Work to be completed -
Check each line of the records below for the string "title", then state how many lines contain it, with no other output.

Task input -

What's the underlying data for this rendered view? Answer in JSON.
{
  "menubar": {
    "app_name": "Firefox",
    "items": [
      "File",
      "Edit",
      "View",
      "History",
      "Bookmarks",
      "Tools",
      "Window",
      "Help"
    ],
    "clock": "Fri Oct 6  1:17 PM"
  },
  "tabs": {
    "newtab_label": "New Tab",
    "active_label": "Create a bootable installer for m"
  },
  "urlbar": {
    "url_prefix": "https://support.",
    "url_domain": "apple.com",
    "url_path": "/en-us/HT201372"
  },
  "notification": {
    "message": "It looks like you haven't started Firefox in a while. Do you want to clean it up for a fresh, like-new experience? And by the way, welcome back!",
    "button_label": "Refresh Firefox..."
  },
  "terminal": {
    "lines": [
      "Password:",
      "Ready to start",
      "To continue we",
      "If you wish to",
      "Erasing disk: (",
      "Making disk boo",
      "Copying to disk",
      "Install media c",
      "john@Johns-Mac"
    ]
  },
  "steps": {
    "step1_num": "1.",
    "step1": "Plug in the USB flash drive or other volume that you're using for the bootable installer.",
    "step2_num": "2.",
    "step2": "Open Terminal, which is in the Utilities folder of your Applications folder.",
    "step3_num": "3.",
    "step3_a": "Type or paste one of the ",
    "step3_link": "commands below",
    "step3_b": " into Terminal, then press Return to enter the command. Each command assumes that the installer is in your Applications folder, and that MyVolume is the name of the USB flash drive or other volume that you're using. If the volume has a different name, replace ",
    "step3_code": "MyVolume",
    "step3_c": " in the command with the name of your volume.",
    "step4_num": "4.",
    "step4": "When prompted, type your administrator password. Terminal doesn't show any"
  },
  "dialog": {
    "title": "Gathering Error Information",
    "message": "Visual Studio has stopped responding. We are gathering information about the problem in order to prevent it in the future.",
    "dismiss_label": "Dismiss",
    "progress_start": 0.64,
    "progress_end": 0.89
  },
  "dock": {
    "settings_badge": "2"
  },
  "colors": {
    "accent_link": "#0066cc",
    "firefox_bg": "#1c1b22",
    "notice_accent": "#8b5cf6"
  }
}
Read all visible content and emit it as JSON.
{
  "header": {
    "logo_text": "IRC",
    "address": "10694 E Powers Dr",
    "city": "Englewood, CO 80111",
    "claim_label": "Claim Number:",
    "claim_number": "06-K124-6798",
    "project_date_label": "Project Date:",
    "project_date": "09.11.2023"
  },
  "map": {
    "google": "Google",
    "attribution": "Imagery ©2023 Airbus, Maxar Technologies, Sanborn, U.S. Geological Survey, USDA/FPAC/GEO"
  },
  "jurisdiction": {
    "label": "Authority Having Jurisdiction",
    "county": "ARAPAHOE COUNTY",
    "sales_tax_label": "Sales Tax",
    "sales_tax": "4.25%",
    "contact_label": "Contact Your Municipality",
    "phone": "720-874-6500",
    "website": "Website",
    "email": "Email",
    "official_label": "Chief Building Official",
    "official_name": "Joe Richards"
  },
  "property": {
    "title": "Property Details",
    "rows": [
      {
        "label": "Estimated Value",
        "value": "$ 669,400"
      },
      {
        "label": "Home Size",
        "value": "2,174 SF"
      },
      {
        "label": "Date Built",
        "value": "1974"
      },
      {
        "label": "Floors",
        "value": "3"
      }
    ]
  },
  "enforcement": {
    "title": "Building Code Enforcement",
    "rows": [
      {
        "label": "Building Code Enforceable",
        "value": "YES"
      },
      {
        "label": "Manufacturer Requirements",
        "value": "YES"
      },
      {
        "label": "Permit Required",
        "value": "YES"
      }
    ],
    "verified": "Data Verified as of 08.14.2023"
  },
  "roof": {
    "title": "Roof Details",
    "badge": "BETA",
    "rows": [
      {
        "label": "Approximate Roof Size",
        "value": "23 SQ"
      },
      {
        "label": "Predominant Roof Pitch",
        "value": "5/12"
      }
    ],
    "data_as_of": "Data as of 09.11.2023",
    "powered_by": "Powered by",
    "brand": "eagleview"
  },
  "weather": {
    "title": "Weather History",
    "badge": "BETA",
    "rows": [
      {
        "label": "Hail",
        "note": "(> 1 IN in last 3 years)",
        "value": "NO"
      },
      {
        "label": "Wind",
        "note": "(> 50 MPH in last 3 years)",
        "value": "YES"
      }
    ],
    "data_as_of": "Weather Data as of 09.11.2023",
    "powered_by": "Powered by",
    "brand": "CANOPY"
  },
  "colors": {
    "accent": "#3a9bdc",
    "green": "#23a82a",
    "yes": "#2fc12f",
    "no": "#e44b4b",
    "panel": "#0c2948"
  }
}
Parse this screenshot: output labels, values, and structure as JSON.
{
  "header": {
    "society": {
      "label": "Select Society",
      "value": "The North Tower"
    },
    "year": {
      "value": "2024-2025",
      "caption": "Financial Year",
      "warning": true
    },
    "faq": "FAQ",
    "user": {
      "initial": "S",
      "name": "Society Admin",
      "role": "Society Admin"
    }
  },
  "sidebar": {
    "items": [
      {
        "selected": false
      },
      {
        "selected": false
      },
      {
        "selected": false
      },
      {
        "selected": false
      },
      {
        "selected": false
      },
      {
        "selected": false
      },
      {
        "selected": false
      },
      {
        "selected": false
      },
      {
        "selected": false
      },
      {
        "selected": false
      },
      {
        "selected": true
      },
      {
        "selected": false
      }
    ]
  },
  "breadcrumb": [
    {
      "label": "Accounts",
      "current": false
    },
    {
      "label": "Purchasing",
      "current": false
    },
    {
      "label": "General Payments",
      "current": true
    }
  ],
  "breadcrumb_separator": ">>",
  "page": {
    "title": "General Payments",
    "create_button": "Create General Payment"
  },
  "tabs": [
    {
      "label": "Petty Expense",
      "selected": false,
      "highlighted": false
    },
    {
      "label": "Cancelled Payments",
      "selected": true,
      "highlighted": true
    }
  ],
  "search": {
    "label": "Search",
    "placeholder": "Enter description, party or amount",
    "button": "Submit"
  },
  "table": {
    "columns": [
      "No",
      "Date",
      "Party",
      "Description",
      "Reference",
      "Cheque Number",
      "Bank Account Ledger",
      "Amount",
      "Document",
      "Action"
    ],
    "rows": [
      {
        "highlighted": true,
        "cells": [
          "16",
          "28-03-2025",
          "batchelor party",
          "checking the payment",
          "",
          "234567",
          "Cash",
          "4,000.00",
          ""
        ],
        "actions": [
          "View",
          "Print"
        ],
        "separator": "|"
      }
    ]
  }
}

Finished task -
6